* Directions
In the DERBY-5447 comment below, why was the writer concerned about patch 1a? Answer in one to three sentences.

[ 
https://issues.apache.org/jira/browse/DERBY-5447?page=com.atlassian.jira.plugin.system.issuetabpanels:all-tabpanel
 ]

Kristian Waagan updated DERBY-5447:
-----------------------------------

    Issue & fix info:   (was: Patch Available)
       Fix Version/s: 10.9.0.0

Committed patch 2a to trunk with revision 1180790. Doing a final run on 10.8 
before backporting.
Patch 2a ran AutomaticIndexStatisticsTest nearly 1700 times without errors.

Dag, thanks for looking at the patch.
My concern with patch 1a is that it places a burden on the caller of 
releaseExclusive: the caller must ensure that the monitor on 'this' isn't 
already acquired. This can easily be broken, for instance by making 
BasePage.unlatch synchronized, or adding a new synchronized method calling 
releaseExclusive. This may have already been broken, as it's hard to verify. 
Since BasePage is a very mature piece of code, this would probably not be a 
problem in practice. On the other hand, I'm sure there are better ways to 
address the root cause. 

Now that this issue is fixed, I don't know how to provoke the problem. I think 
it must involve two threads using the Observable API, and an 
Observer.update-method that acquires the monitor of both the object being 
observed and the observer and calls back into the object being observed (i.e. 
typically removeObserver). If my IDE isn't fooling me, there are five other 
update-methods. A quick check didn't reveal the synchronization issue in those 
five implementations.

* Dataset content
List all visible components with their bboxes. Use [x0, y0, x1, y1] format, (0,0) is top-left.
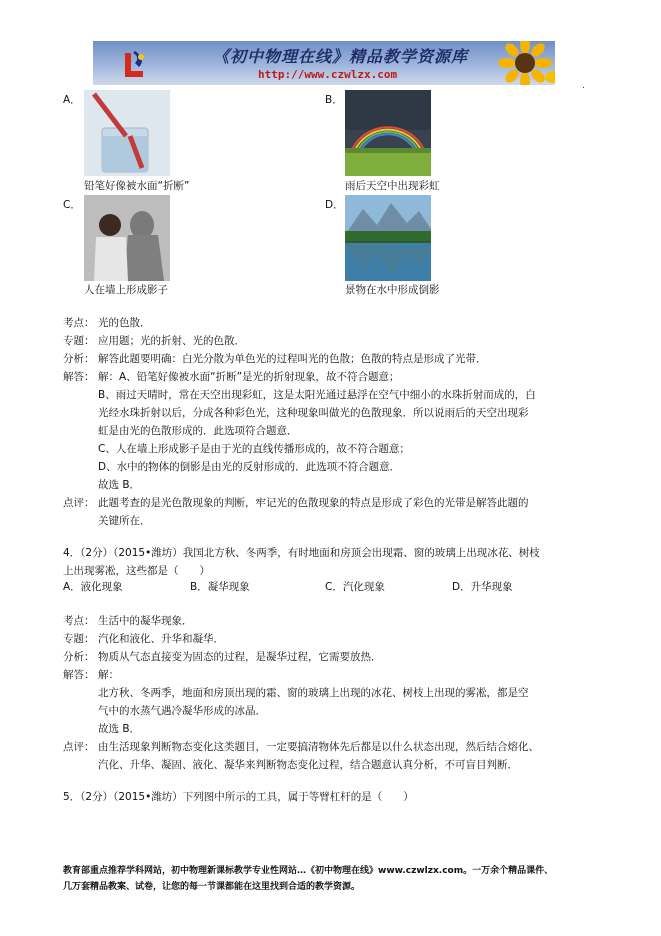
shadow-photo-icon [84, 195, 170, 281]
q5-stem: 5．（2分）（2015•潍坊）下列图中所示的工具，属于等臂杠杆的是（ ） [63, 791, 414, 803]
logo-icon [121, 49, 147, 79]
q3-answer: 故选 B． [98, 479, 141, 491]
q4-jieda-label: 解答： [63, 669, 95, 681]
option-b-caption: 雨后天空中出现彩虹 [345, 180, 440, 192]
header-dot: . [582, 81, 585, 91]
q3-fenxi: 解答此题要明确：白光分散为单色光的过程叫光的色散；色散的特点是形成了光带． [98, 353, 487, 365]
q4-stem-line: 上出现雾凇，这些都是（ ） [63, 565, 210, 577]
q4-stem-line: 4．（2分）（2015•潍坊）我国北方秋、冬两季，有时地面和房顶会出现霜、窗的玻璃上出现冰花、树枝 [63, 547, 540, 559]
option-d-letter: D． [325, 199, 344, 211]
rainbow-photo-icon [345, 90, 431, 176]
q4-jieda-line: 气中的水蒸气遇冷凝华形成的冰晶． [98, 705, 266, 717]
q4-option-c: C．汽化现象 [325, 581, 385, 593]
q3-zhuanti: 应用题；光的折射、光的色散． [98, 335, 245, 347]
reflection-photo-icon [345, 195, 431, 281]
q3-dianping-line: 关键所在． [98, 515, 151, 527]
footer-line: 几万套精品教案、试卷，让您的每一节课都能在这里找到合适的教学资源。 [63, 882, 361, 892]
q3-kaodian: 光的色散． [98, 317, 151, 329]
header-banner [93, 41, 555, 85]
pencil-in-glass-photo-icon [84, 90, 170, 176]
q4-zhuanti: 汽化和液化、升华和凝华． [98, 633, 224, 645]
q4-kaodian-label: 考点： [63, 615, 95, 627]
q3-zhuanti-label: 专题： [63, 335, 95, 347]
q3-jieda-label: 解答： [63, 371, 95, 383]
q3-dianping-label: 点评： [63, 497, 95, 509]
q4-option-d: D．升华现象 [452, 581, 513, 593]
option-a-caption: 铅笔好像被水面“折断” [84, 180, 190, 192]
q4-option-b: B．凝华现象 [190, 581, 250, 593]
footer-line: 教育部重点推荐学科网站，初中物理新课标教学专业性网站…《初中物理在线》www.czwlzx.com。一万余个精品课件、 [63, 866, 554, 876]
q3-fenxi-label: 分析： [63, 353, 95, 365]
q3-jieda-line: B、雨过天晴时，常在天空出现彩虹，这是太阳光通过悬浮在空气中细小的水珠折射而成的，白 [98, 389, 536, 401]
option-c-letter: C． [63, 199, 81, 211]
q3-jieda-line: C、人在墙上形成影子是由于光的直线传播形成的，故不符合题意； [98, 443, 410, 455]
q4-jieda-line: 解： [98, 669, 119, 681]
q4-fenxi: 物质从气态直接变为固态的过程，是凝华过程，它需要放热． [98, 651, 382, 663]
sunflower-icon [495, 41, 555, 85]
q3-dianping-line: 此题考查的是光色散现象的判断，牢记光的色散现象的特点是形成了彩色的光带是解答此题的 [98, 497, 529, 509]
option-c-caption: 人在墙上形成影子 [84, 284, 168, 296]
q4-zhuanti-label: 专题： [63, 633, 95, 645]
header-title: 《初中物理在线》精品教学资源库 [213, 47, 469, 66]
q4-dianping-line: 由生活现象判断物态变化这类题目，一定要搞清物体先后都是以什么状态出现，然后结合熔化、 [98, 741, 539, 753]
q4-jieda-line: 北方秋、冬两季，地面和房顶出现的霜、窗的玻璃上出现的冰花、树枝上出现的雾凇，都是空 [98, 687, 529, 699]
q3-jieda-line: 光经水珠折射以后，分成各种彩色光，这种现象叫做光的色散现象．所以说雨后的天空出现彩 [98, 407, 529, 419]
option-d-caption: 景物在水中形成倒影 [345, 284, 440, 296]
q4-fenxi-label: 分析： [63, 651, 95, 663]
q3-jieda-line: 解：A、铅笔好像被水面“折断”是光的折射现象，故不符合题意； [98, 371, 400, 383]
q3-jieda-line: D、水中的物体的倒影是由光的反射形成的．此选项不符合题意． [98, 461, 401, 473]
q4-option-a: A．液化现象 [63, 581, 123, 593]
option-b-letter: B． [325, 94, 343, 106]
option-a-letter: A． [63, 94, 81, 106]
header-url[interactable]: http://www.czwlzx.com [258, 68, 398, 81]
q4-kaodian: 生活中的凝华现象． [98, 615, 193, 627]
q4-dianping-line: 汽化、升华、凝固、液化、凝华来判断物态变化过程，结合题意认真分析，不可盲目判断． [98, 759, 518, 771]
q3-jieda-line: 虹是由光的色散形成的．此选项符合题意． [98, 425, 298, 437]
q4-answer: 故选 B． [98, 723, 141, 735]
q4-dianping-label: 点评： [63, 741, 95, 753]
q3-kaodian-label: 考点： [63, 317, 95, 329]
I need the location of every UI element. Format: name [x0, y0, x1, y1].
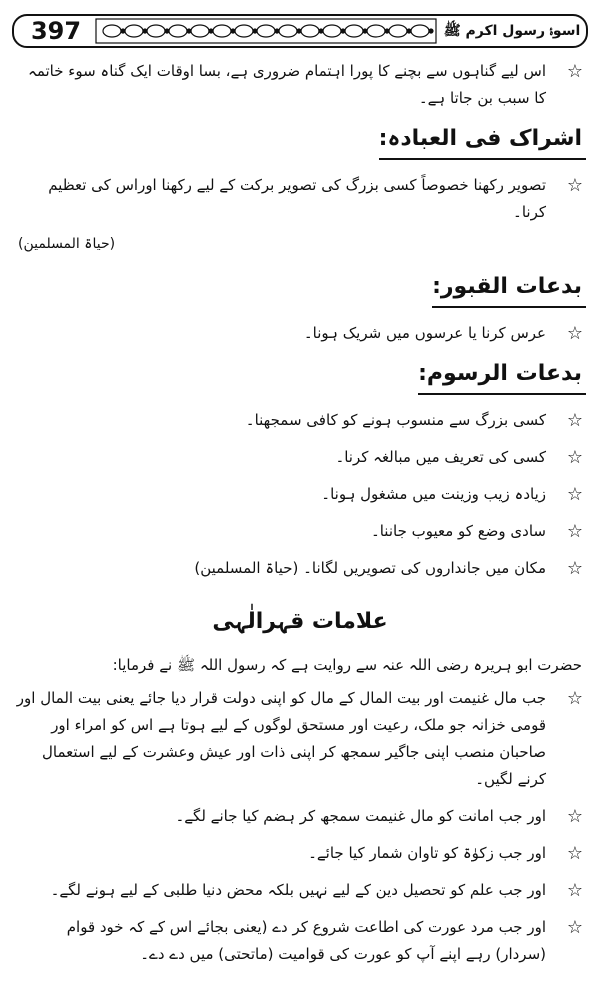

* Task solution
Patch 1a requires every caller of releaseExclusive to make sure the monitor on 'this' isn't already acquired. That requirement is easy to break, for instance by making BasePage.unlatch synchronized or by adding a new synchronized method that calls releaseExclusive. It may already have been broken, since it is hard to verify.